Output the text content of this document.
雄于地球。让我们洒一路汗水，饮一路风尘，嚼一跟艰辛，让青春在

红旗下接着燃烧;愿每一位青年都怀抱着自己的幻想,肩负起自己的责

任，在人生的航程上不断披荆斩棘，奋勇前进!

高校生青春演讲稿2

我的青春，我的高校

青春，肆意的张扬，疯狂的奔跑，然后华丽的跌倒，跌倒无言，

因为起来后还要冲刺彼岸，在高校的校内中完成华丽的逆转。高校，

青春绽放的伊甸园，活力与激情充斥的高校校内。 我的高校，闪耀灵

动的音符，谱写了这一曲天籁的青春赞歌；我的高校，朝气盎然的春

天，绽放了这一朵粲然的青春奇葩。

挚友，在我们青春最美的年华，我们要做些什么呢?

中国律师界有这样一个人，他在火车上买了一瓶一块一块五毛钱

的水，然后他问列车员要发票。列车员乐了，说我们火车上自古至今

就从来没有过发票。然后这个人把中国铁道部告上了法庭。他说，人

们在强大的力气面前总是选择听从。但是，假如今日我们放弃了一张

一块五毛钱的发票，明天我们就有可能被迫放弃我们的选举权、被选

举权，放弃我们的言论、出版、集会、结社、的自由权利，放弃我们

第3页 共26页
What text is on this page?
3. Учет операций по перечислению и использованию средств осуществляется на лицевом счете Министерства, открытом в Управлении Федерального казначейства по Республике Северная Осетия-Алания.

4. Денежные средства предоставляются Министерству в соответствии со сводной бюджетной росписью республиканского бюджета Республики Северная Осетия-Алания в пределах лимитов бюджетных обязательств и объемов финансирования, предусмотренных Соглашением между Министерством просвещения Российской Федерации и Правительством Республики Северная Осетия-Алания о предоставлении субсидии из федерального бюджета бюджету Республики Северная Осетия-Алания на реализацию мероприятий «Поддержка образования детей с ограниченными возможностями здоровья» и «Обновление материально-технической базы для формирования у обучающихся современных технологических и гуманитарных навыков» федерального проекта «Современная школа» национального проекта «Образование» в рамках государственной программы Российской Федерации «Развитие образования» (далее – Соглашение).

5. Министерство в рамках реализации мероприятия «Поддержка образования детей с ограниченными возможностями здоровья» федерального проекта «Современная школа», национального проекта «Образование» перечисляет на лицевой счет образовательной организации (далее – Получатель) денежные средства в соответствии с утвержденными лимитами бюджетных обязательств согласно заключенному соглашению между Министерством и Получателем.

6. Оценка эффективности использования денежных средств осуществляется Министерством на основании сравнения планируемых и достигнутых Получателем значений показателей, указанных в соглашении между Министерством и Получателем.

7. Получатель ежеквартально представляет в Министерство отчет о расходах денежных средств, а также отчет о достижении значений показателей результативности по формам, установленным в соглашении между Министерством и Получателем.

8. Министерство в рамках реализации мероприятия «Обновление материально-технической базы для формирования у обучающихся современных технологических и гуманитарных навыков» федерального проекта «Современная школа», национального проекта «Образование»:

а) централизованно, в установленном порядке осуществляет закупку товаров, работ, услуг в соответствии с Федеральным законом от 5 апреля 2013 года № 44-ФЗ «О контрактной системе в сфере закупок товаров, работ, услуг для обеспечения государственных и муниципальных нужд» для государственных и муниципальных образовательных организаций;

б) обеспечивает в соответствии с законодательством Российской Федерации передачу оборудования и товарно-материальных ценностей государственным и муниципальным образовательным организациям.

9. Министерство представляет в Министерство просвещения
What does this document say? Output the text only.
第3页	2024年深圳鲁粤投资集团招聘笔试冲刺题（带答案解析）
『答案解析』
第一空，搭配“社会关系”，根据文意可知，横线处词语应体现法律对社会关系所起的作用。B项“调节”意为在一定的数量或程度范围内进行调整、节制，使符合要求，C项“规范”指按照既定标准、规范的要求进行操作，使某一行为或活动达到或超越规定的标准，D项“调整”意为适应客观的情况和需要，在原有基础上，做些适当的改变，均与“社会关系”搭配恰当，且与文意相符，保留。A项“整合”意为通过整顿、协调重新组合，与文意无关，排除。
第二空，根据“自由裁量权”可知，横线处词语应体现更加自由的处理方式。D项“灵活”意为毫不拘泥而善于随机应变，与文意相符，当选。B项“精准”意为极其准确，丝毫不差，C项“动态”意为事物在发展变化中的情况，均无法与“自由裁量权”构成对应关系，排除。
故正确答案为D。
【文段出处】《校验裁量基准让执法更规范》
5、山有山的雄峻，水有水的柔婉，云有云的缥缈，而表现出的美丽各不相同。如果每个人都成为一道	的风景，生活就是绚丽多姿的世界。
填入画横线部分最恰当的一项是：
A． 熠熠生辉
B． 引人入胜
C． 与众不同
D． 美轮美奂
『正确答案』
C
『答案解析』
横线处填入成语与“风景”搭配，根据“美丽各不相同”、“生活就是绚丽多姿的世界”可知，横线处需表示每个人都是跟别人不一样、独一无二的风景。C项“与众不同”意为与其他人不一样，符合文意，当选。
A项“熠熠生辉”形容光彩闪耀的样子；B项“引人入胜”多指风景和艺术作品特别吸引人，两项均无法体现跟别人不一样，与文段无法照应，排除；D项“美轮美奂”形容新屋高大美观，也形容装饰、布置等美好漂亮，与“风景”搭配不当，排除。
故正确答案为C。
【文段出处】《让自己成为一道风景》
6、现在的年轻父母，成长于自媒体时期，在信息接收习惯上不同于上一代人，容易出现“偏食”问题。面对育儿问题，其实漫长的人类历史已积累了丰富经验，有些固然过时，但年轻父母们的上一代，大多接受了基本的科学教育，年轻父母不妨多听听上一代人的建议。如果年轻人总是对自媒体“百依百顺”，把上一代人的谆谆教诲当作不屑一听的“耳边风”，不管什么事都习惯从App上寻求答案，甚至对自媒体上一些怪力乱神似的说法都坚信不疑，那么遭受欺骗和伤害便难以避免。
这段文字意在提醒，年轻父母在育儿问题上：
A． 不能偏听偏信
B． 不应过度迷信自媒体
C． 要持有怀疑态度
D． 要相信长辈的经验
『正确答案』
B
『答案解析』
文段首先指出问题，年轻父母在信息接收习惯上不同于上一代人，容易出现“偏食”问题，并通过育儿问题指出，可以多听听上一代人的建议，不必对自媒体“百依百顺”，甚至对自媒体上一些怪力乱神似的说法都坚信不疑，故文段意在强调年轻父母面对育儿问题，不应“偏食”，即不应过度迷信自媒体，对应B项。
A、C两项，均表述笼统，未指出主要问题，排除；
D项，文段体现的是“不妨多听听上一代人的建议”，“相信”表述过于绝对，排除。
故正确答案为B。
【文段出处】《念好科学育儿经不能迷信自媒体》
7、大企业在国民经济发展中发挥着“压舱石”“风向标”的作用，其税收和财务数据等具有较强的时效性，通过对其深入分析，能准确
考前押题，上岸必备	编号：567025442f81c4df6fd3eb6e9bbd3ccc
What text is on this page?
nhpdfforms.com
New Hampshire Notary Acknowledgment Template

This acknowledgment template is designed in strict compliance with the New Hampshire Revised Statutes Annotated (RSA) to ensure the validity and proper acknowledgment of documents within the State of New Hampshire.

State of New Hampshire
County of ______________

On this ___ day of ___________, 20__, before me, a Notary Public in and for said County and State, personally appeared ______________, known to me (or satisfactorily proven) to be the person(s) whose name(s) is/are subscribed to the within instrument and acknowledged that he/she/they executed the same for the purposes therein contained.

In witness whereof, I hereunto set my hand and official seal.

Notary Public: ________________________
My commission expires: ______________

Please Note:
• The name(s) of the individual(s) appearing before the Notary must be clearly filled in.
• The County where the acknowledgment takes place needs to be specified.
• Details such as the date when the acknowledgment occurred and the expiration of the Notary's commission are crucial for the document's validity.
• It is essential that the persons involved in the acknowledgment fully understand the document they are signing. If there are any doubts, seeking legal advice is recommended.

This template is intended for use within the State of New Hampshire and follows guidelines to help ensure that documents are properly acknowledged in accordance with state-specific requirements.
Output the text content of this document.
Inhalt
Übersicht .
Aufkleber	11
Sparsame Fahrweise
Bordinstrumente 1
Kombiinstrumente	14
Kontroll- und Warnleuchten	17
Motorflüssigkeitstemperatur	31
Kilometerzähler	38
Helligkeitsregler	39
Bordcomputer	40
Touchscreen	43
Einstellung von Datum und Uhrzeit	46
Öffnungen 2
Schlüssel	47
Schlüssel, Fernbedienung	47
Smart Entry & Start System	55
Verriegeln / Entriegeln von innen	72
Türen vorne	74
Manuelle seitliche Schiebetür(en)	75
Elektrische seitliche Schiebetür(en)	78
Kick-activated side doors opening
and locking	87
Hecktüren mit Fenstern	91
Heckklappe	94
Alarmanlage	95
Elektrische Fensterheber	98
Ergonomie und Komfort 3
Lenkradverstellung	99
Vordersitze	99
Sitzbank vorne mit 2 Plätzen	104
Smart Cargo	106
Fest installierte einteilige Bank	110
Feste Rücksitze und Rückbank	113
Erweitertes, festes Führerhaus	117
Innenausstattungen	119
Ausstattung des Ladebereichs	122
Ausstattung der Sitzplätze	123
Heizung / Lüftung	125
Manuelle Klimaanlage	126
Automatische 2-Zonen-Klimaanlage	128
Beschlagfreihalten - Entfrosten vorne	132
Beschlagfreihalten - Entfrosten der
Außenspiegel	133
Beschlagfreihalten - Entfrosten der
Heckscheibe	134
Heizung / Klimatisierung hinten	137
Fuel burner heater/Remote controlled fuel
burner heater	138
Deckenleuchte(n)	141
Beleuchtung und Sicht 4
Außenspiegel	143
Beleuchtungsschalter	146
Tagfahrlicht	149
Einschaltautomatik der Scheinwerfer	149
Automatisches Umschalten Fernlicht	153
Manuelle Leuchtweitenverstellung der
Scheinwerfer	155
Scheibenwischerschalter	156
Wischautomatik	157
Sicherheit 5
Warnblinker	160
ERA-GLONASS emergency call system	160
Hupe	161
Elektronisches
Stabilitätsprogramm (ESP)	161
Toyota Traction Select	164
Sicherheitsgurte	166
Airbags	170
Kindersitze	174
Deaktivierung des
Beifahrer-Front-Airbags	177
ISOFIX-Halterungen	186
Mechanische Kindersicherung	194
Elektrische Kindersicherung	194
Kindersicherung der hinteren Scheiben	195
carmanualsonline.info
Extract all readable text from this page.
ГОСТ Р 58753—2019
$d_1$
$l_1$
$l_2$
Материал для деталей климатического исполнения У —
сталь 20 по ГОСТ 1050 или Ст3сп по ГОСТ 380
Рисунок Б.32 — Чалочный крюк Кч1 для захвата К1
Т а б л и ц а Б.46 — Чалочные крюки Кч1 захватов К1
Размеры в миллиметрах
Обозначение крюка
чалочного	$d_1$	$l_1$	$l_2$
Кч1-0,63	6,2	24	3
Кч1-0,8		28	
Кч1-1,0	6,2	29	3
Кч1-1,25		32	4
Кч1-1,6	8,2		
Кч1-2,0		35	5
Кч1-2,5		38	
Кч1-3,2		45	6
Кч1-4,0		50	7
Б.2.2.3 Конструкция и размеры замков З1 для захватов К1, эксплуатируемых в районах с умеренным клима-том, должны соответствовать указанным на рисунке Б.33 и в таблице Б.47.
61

DO THIS ▸
Copy down every line of the material above that includes the string "文段出处".

FINISHED TASK ▸
【文段出处】《校验裁量基准让执法更规范》
【文段出处】《让自己成为一道风景》
【文段出处】《念好科学育儿经不能迷信自媒体》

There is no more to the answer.